┌──

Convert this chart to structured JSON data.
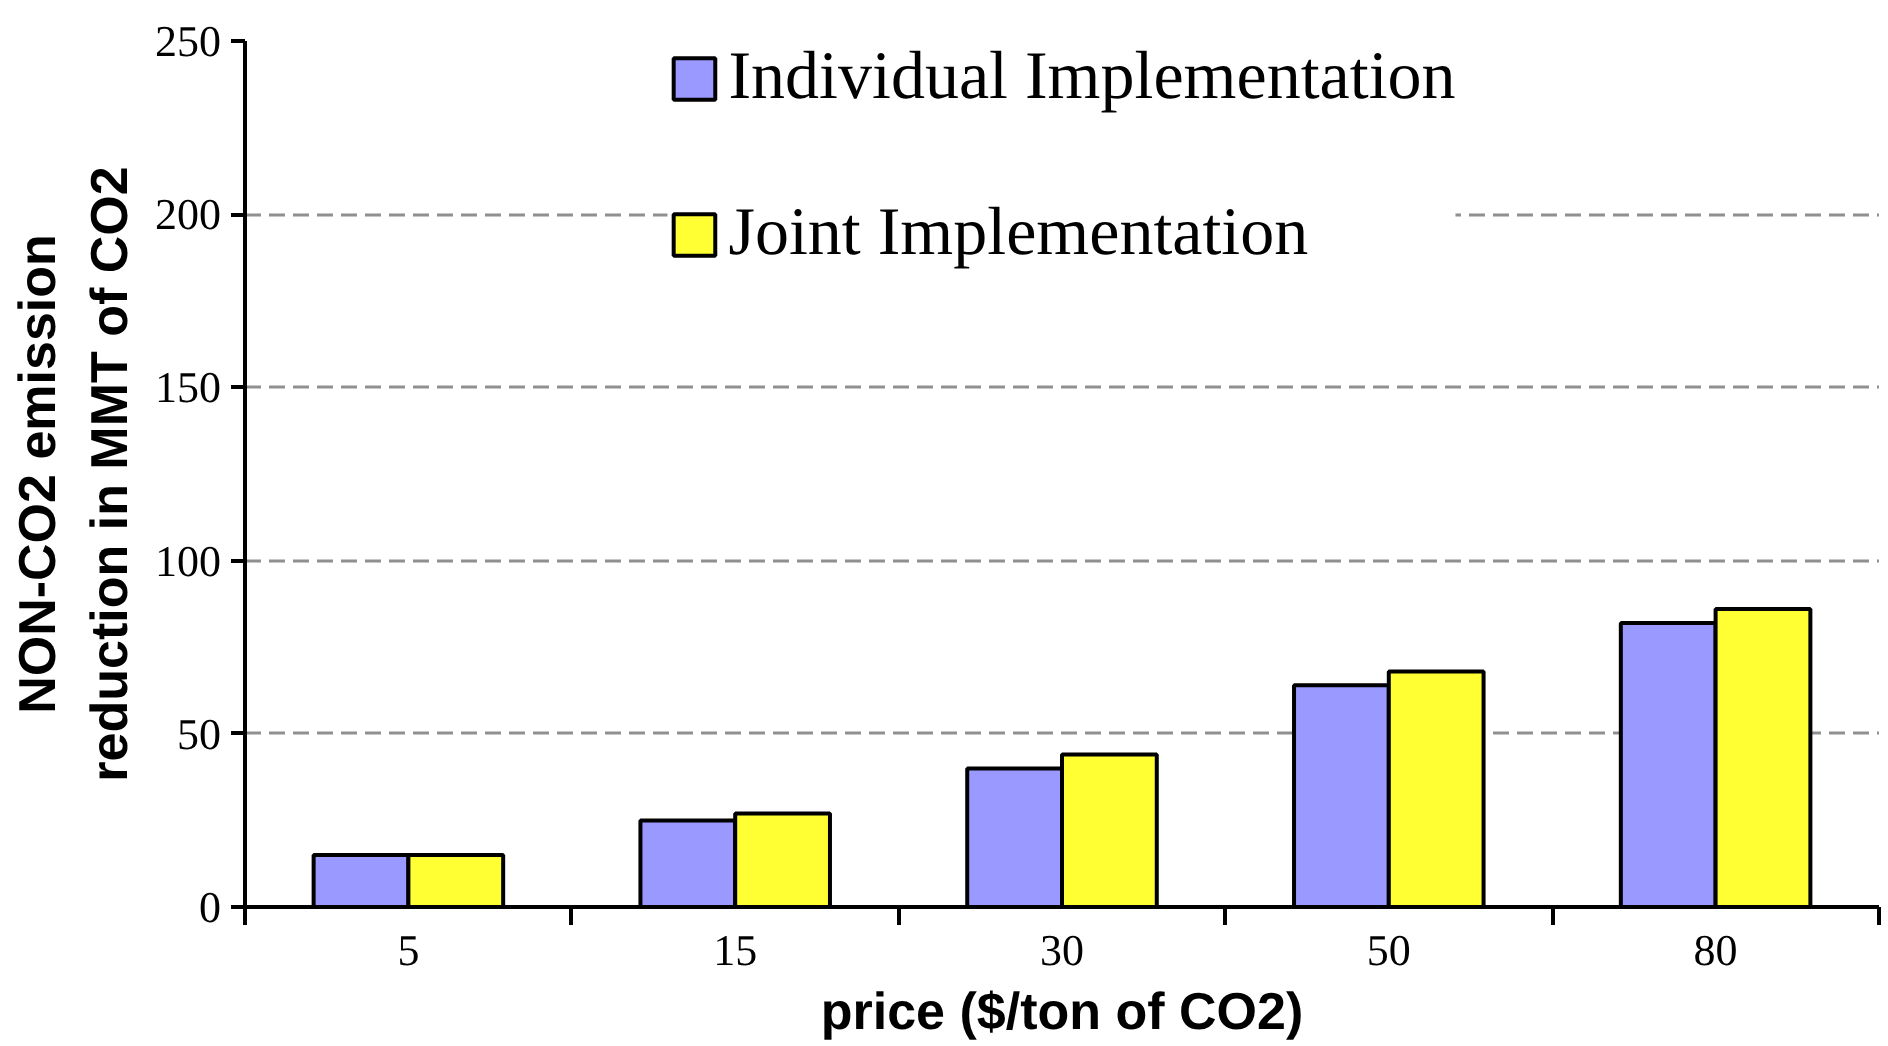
{
  "chart_data": {
    "type": "bar",
    "xlabel": "price ($/ton of CO2)",
    "ylabel": "NON-CO2 emission\nreduction in MMT of CO2",
    "categories": [
      "5",
      "15",
      "30",
      "50",
      "80"
    ],
    "series": [
      {
        "name": "Individual Implementation",
        "color": "#9999ff",
        "values": [
          15,
          25,
          40,
          64,
          82
        ]
      },
      {
        "name": "Joint Implementation",
        "color": "#ffff33",
        "values": [
          15,
          27,
          44,
          68,
          86
        ]
      }
    ],
    "ylim": [
      0,
      250
    ],
    "yticks": [
      0,
      50,
      100,
      150,
      200,
      250
    ],
    "grid": "y",
    "legend": "top"
  }
}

└──

YOUR TASK - Quote every entry exactly, with the pictures omitted.

ANSWER TO THIS EXERCISE -
Convert this chart to structured JSON data.
{
  "chart_data": {
    "type": "bar",
    "xlabel": "price ($/ton of CO2)",
    "ylabel": "NON-CO2 emission\nreduction in MMT of CO2",
    "categories": [
      "5",
      "15",
      "30",
      "50",
      "80"
    ],
    "series": [
      {
        "name": "Individual Implementation",
        "color": "#9999ff",
        "values": [
          15,
          25,
          40,
          64,
          82
        ]
      },
      {
        "name": "Joint Implementation",
        "color": "#ffff33",
        "values": [
          15,
          27,
          44,
          68,
          86
        ]
      }
    ],
    "ylim": [
      0,
      250
    ],
    "yticks": [
      0,
      50,
      100,
      150,
      200,
      250
    ],
    "grid": "y",
    "legend": "top"
  }
}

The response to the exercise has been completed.